**TASK GOAL:** Print the data from the line with "Extract all elements" to the line with "- y-tick-label: 1.00: [59, 282, 88, 299]", both lines included, with nothing changed.

**GIVEN INFORMATION:**
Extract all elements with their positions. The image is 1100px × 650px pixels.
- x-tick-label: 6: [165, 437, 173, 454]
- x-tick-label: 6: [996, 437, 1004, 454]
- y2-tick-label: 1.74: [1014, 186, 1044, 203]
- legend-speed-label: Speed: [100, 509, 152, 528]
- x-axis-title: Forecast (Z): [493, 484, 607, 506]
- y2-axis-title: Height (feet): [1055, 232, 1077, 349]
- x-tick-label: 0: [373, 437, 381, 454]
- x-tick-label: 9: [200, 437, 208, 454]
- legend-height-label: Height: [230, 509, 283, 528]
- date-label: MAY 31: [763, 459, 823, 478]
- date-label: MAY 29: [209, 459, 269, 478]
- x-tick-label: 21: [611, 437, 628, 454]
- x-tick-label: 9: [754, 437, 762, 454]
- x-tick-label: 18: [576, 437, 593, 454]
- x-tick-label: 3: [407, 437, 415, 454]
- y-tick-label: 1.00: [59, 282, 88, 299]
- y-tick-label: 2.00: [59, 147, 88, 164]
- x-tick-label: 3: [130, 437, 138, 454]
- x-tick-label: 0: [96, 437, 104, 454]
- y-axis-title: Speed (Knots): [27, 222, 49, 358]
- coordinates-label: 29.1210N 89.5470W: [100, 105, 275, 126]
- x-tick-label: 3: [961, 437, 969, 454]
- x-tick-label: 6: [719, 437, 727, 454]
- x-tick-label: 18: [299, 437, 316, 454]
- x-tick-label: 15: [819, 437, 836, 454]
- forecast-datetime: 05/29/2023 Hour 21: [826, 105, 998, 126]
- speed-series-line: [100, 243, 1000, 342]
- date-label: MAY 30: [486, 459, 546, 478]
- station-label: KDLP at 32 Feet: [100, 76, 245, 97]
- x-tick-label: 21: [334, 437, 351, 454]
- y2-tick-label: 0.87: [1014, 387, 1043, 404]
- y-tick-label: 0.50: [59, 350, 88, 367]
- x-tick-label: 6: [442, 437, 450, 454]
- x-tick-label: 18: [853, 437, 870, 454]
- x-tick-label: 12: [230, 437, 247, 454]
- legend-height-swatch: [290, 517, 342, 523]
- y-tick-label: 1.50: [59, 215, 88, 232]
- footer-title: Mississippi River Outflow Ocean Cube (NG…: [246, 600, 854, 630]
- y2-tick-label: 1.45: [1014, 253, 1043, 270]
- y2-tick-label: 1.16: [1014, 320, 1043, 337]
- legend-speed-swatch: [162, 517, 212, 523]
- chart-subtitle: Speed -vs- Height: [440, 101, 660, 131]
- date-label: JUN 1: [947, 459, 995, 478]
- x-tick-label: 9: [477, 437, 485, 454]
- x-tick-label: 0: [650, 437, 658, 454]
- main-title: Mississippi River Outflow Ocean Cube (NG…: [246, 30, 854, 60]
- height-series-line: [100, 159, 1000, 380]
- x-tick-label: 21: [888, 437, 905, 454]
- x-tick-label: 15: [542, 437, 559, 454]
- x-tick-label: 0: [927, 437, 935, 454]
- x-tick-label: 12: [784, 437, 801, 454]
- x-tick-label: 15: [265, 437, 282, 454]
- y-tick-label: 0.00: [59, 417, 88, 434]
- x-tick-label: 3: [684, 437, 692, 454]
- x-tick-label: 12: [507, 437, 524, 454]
--
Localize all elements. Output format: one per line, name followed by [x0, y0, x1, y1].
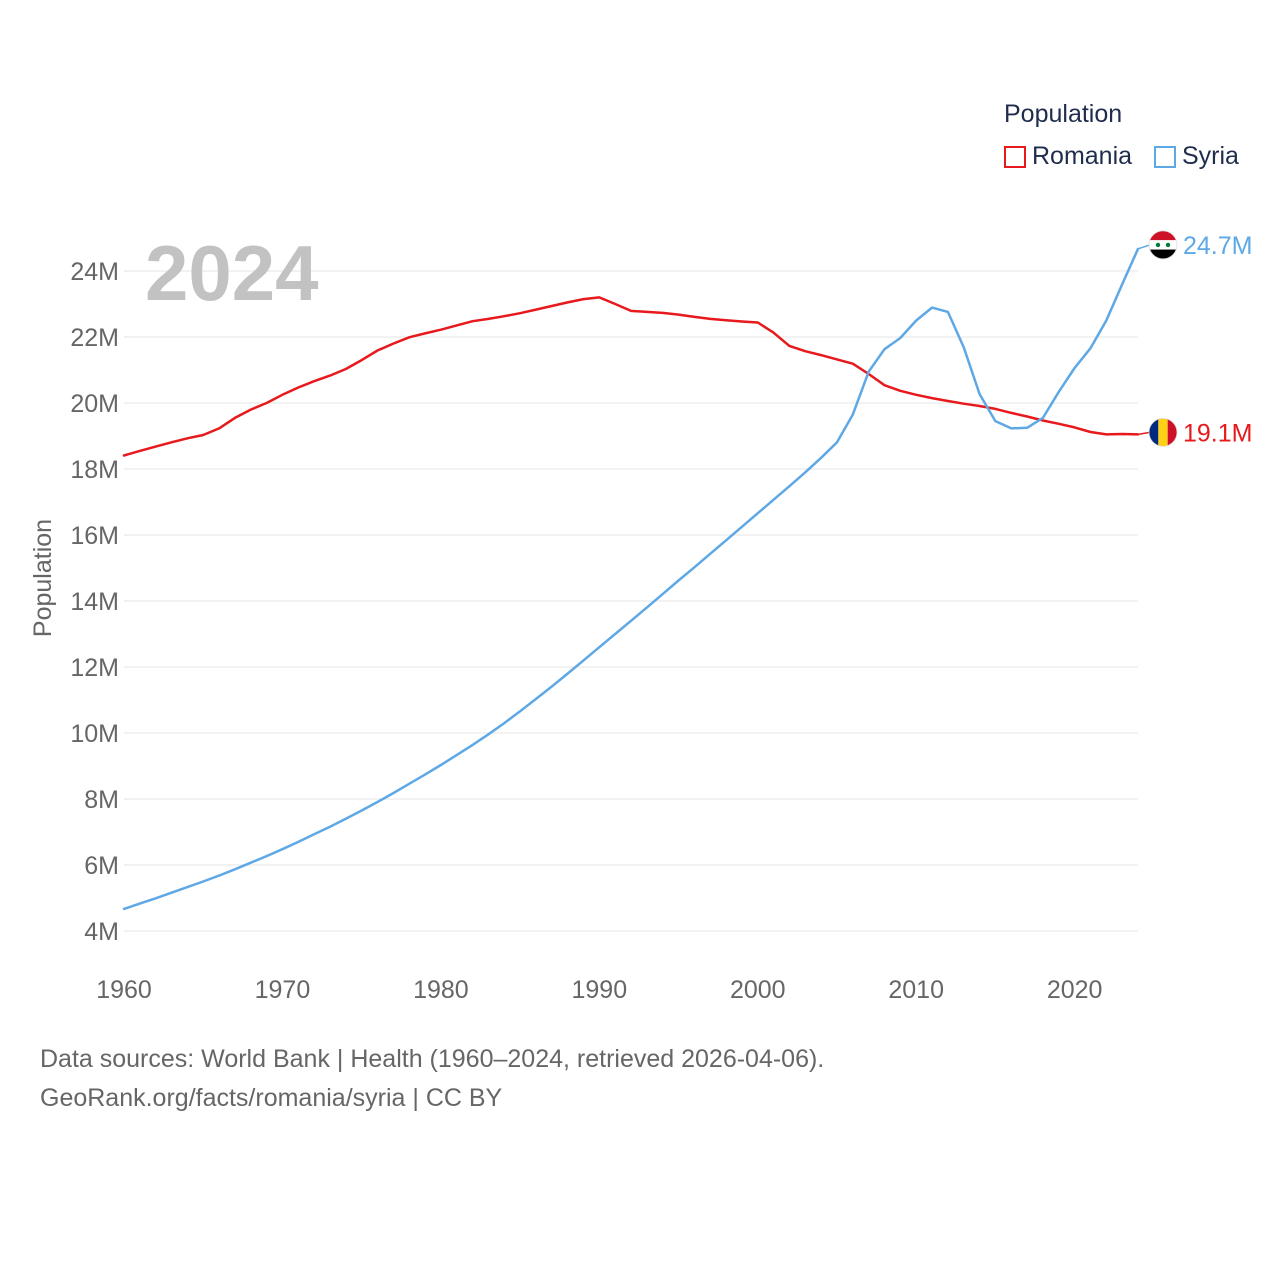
---
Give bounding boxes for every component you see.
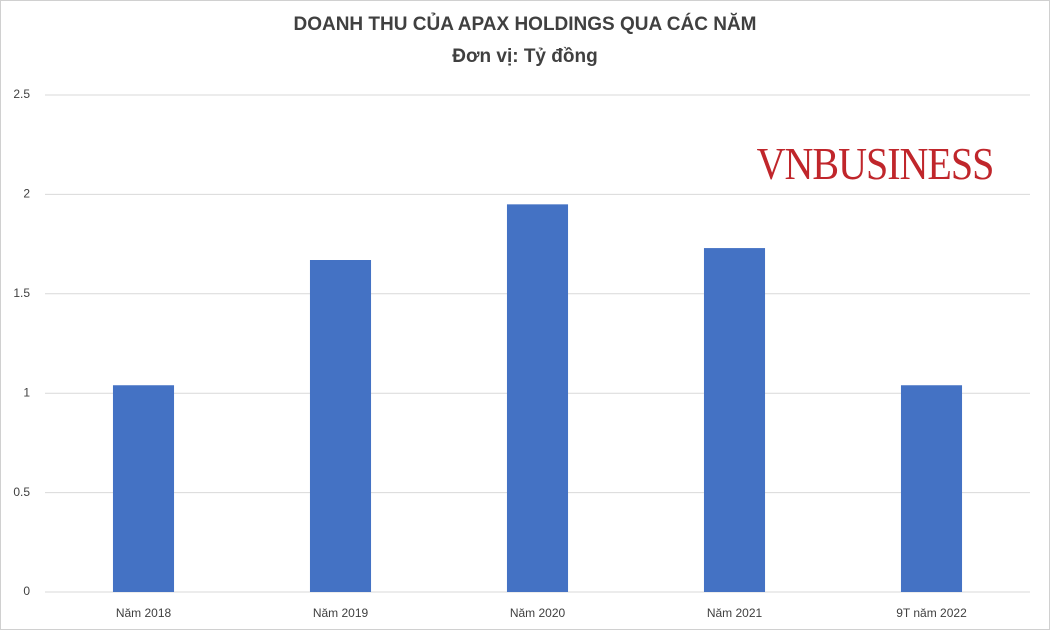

**EXPECTED OUTPUT:**
Extract all elements with their positions. The image is 1100px × 650px pixels.
- x-tick-label: 6: [165, 437, 173, 454]
- x-tick-label: 6: [996, 437, 1004, 454]
- y2-tick-label: 1.74: [1014, 186, 1044, 203]
- legend-speed-label: Speed: [100, 509, 152, 528]
- x-axis-title: Forecast (Z): [493, 484, 607, 506]
- y2-axis-title: Height (feet): [1055, 232, 1077, 349]
- x-tick-label: 0: [373, 437, 381, 454]
- x-tick-label: 9: [200, 437, 208, 454]
- legend-height-label: Height: [230, 509, 283, 528]
- date-label: MAY 31: [763, 459, 823, 478]
- date-label: MAY 29: [209, 459, 269, 478]
- x-tick-label: 21: [611, 437, 628, 454]
- x-tick-label: 9: [754, 437, 762, 454]
- x-tick-label: 18: [576, 437, 593, 454]
- x-tick-label: 3: [407, 437, 415, 454]
- y-tick-label: 1.00: [59, 282, 88, 299]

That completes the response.